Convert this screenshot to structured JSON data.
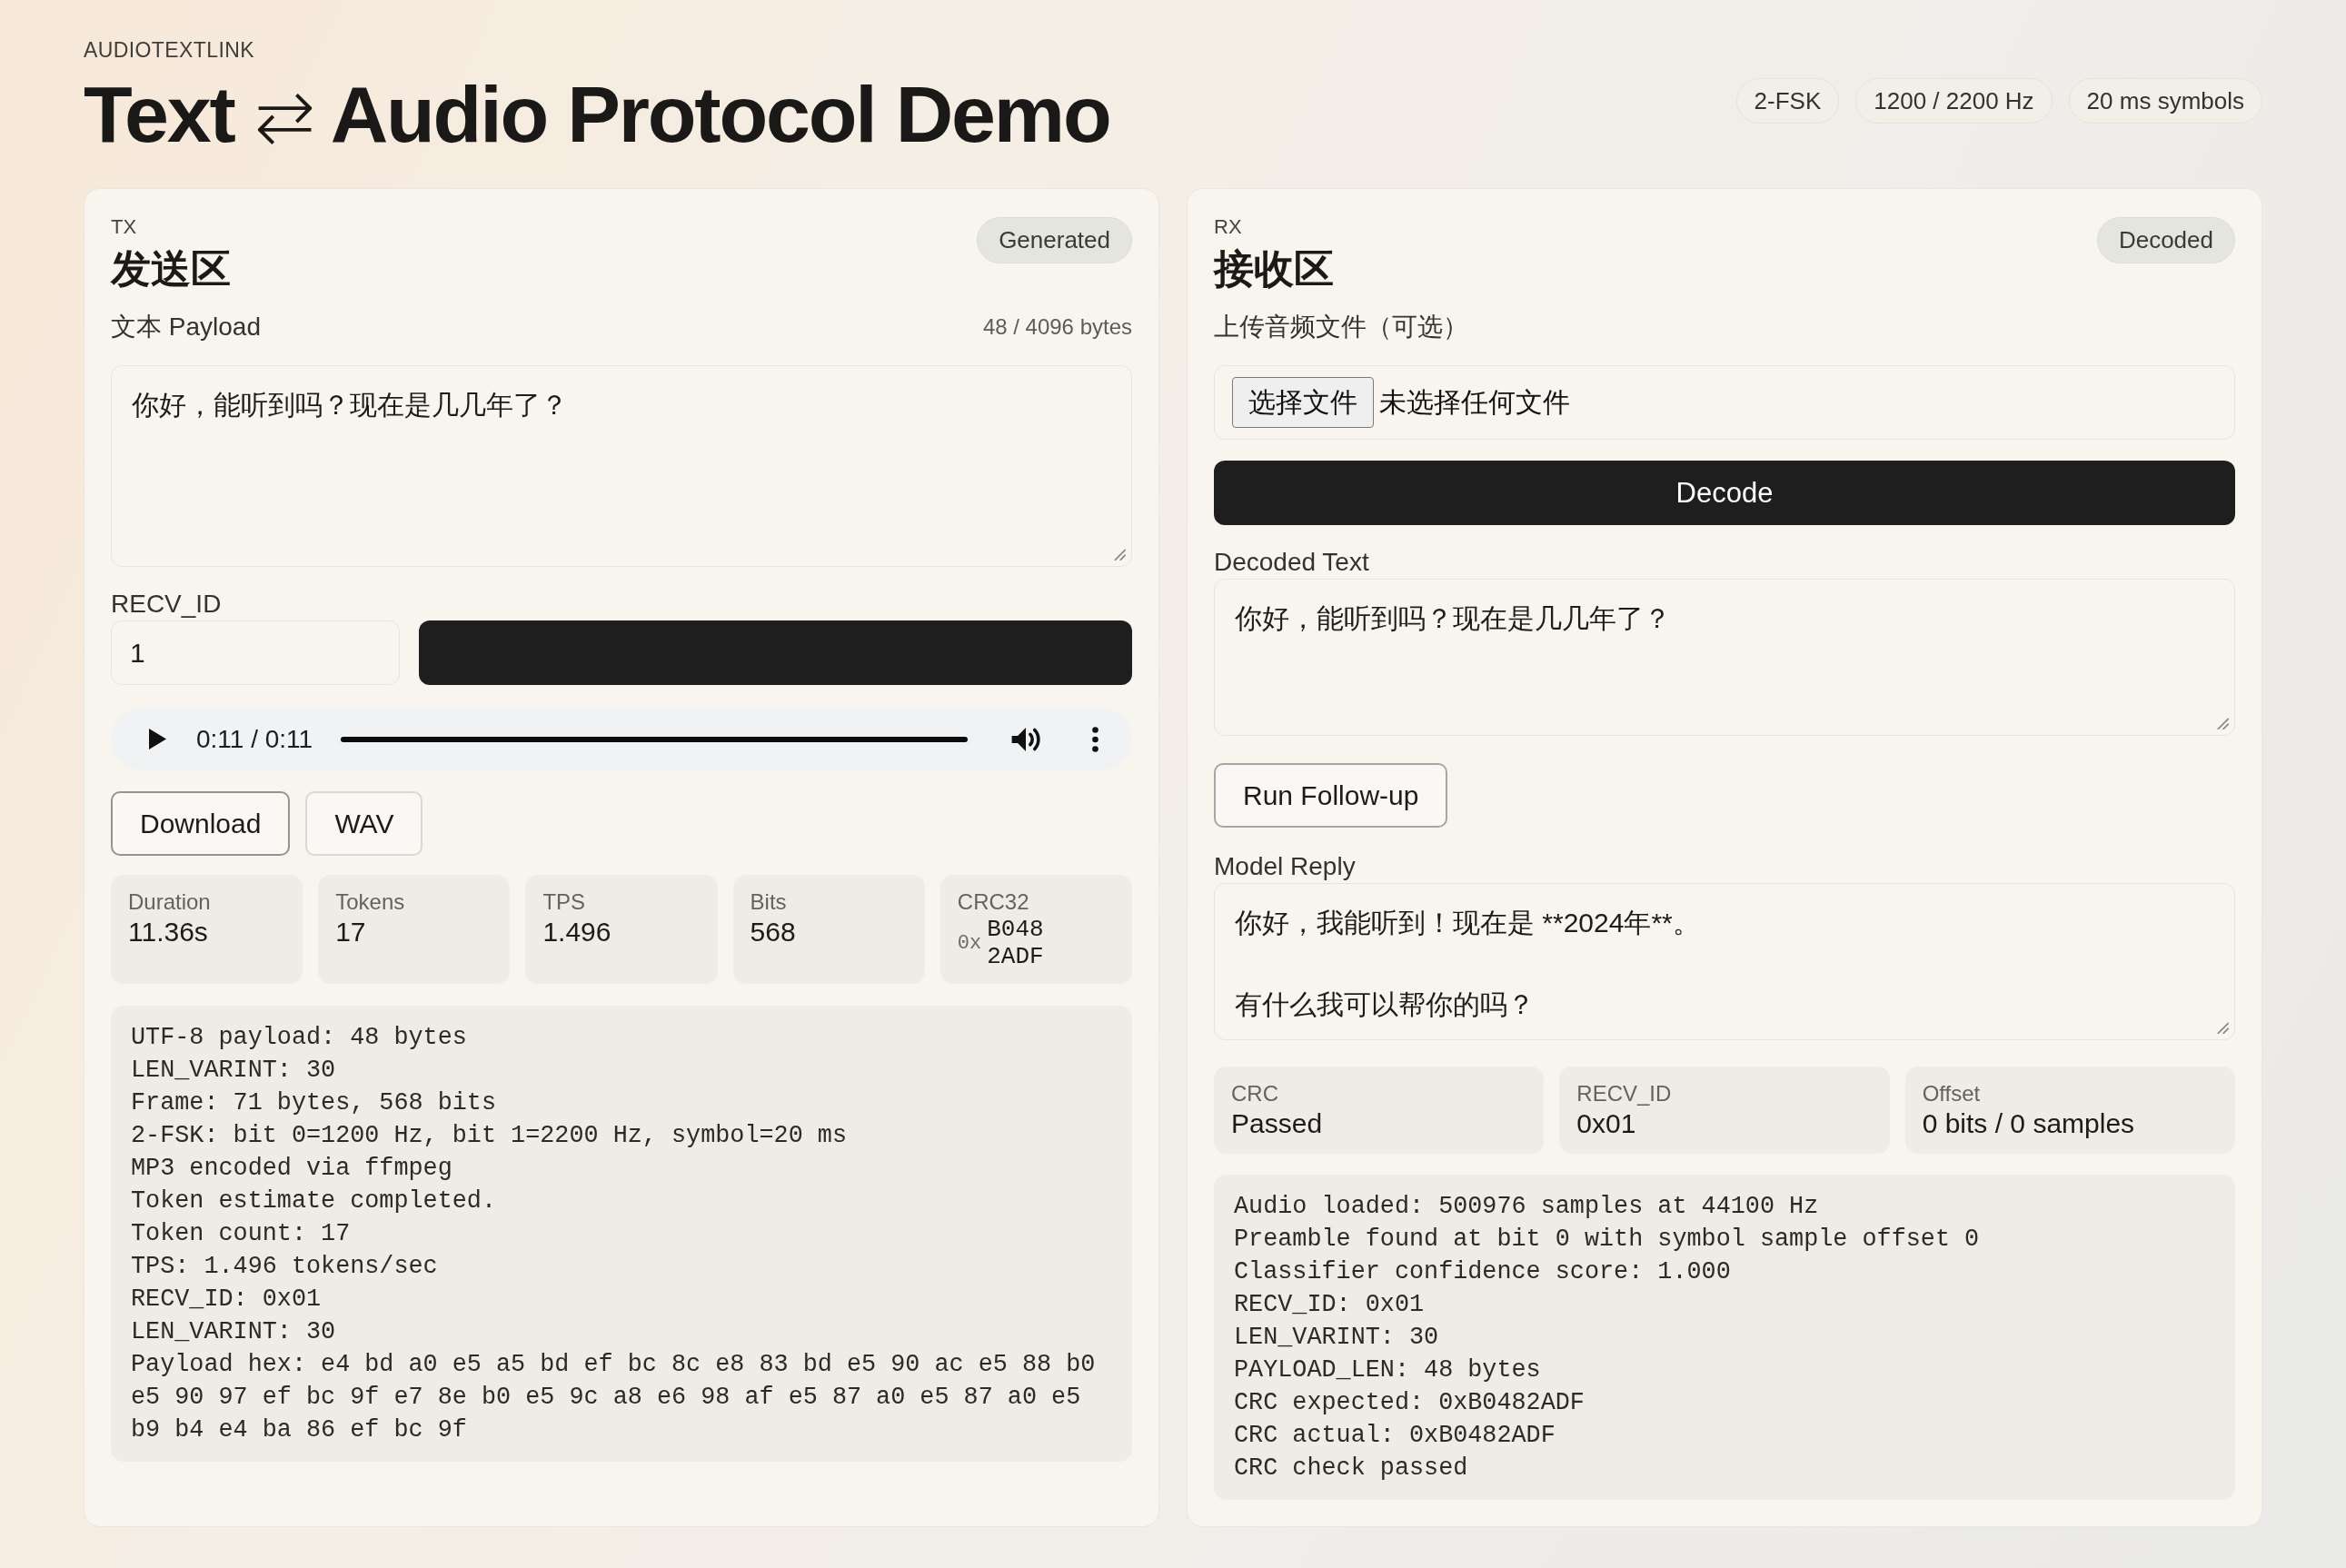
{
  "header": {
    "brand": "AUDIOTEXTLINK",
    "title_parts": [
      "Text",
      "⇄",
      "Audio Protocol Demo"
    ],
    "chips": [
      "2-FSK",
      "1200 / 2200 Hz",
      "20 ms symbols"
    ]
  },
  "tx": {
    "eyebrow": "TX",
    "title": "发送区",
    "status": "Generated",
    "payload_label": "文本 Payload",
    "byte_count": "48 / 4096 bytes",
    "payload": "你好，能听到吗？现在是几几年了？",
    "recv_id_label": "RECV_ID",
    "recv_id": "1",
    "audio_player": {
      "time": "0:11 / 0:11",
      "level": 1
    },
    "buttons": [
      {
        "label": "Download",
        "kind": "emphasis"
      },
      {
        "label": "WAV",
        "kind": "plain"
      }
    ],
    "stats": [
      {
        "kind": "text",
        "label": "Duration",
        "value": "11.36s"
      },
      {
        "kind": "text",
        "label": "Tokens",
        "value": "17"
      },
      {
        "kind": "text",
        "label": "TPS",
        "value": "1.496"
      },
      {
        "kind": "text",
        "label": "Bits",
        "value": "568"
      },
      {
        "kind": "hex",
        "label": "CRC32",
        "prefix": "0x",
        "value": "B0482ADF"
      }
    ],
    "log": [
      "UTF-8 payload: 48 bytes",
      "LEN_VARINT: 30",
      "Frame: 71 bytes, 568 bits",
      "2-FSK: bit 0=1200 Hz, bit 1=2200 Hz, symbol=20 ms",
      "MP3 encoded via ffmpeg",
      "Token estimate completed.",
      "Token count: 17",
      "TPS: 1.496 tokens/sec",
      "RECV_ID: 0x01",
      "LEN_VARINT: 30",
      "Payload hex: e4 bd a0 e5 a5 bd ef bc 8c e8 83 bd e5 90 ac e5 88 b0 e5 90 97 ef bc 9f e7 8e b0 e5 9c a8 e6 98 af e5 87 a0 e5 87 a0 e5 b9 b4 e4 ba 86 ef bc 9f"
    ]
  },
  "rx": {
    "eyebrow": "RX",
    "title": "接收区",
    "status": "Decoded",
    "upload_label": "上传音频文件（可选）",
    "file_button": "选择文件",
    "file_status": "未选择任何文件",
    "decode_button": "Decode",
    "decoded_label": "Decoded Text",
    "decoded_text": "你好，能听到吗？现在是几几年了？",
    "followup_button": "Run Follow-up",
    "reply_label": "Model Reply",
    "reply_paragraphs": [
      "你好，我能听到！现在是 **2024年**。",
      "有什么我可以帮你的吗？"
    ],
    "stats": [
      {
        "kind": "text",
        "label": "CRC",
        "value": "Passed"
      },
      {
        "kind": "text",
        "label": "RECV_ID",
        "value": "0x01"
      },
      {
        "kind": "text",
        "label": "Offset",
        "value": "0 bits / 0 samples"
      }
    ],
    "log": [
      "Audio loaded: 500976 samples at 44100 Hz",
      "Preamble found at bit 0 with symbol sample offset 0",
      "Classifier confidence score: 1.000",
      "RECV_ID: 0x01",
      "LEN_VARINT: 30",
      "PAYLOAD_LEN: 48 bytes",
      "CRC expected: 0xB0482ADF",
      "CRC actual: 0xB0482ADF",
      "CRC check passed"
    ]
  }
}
····················
Pull every line containing "能听到吗" out of the data above.

    "payload": "你好，能听到吗？现在是几几年了？",
    "decoded_text": "你好，能听到吗？现在是几几年了？",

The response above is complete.